* start TASK MATERIAL *
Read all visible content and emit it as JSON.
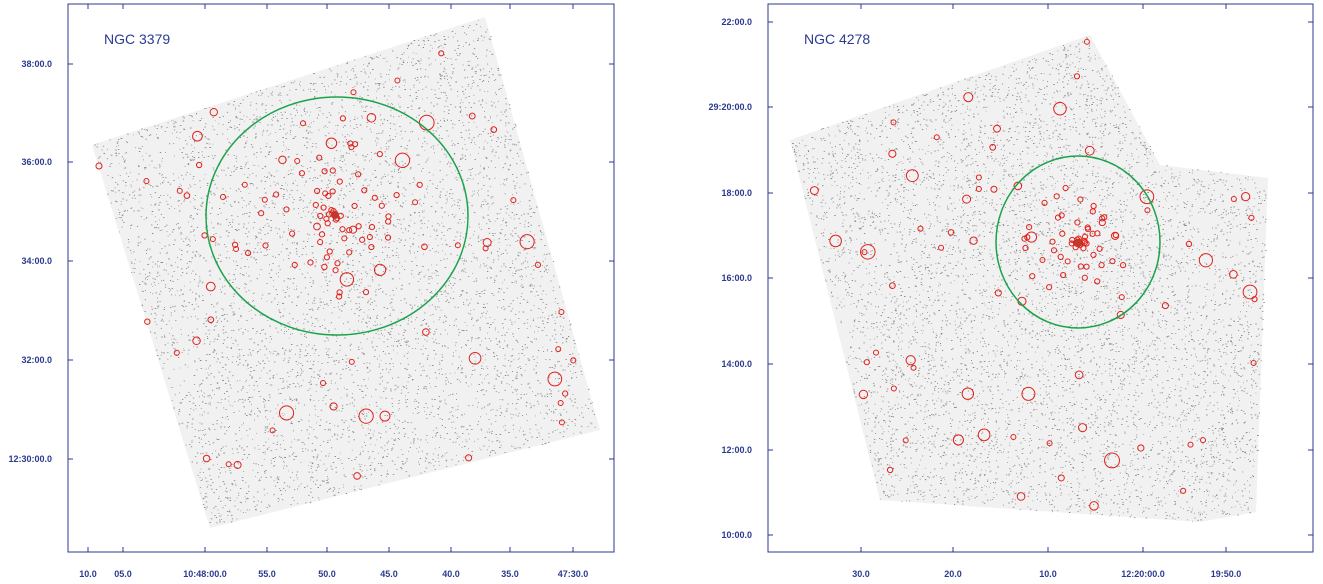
{
  "panels": [
    {
      "title": "NGC 3379",
      "x_ticks": [
        "10.0",
        "05.0",
        "10:48:00.0",
        "55.0",
        "50.0",
        "45.0",
        "40.0",
        "35.0",
        "47:30.0"
      ],
      "y_ticks": [
        "38:00.0",
        "36:00.0",
        "34:00.0",
        "32:00.0",
        "12:30:00.0"
      ]
    },
    {
      "title": "NGC 4278",
      "x_ticks": [
        "30.0",
        "20.0",
        "10.0",
        "12:20:00.0",
        "19:50.0"
      ],
      "y_ticks": [
        "22:00.0",
        "29:20:00.0",
        "18:00.0",
        "16:00.0",
        "14:00.0",
        "12:00.0",
        "10:00.0"
      ]
    }
  ]
}
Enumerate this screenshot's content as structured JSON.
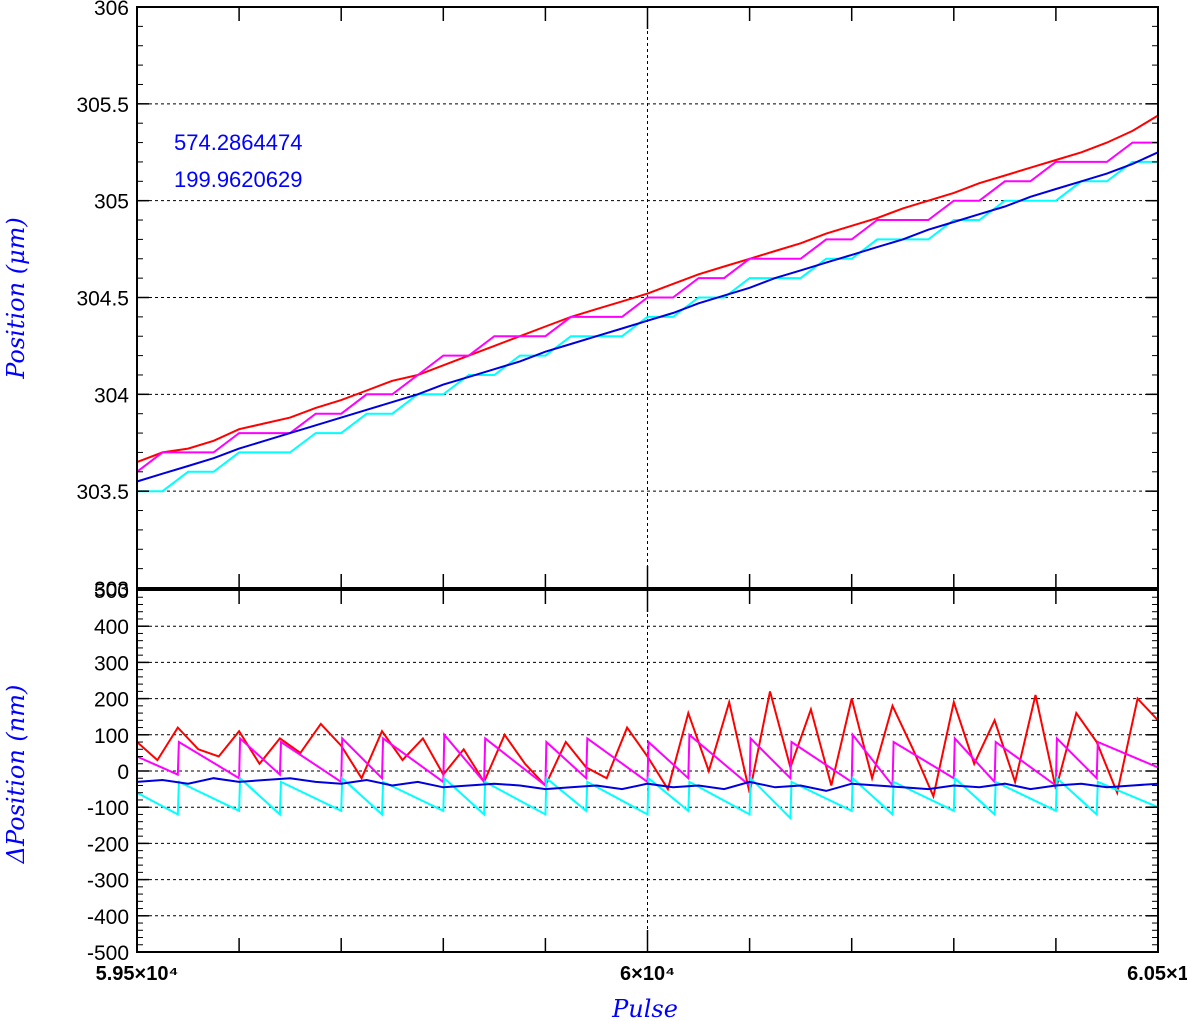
* end TASK MATERIAL *
### EXERCISE DETAILS
Without including any pictures, reproduce the listing exactly.

### OUTPUT OF THE EXERCISE
Read all visible content and emit it as JSON.
{
  "panels": [
    {
      "title": "NGC 3379",
      "x_ticks": [
        "10.0",
        "05.0",
        "10:48:00.0",
        "55.0",
        "50.0",
        "45.0",
        "40.0",
        "35.0",
        "47:30.0"
      ],
      "y_ticks": [
        "38:00.0",
        "36:00.0",
        "34:00.0",
        "32:00.0",
        "12:30:00.0"
      ]
    },
    {
      "title": "NGC 4278",
      "x_ticks": [
        "30.0",
        "20.0",
        "10.0",
        "12:20:00.0",
        "19:50.0"
      ],
      "y_ticks": [
        "22:00.0",
        "29:20:00.0",
        "18:00.0",
        "16:00.0",
        "14:00.0",
        "12:00.0",
        "10:00.0"
      ]
    }
  ]
}
Enumerate this screenshot's content as structured JSON.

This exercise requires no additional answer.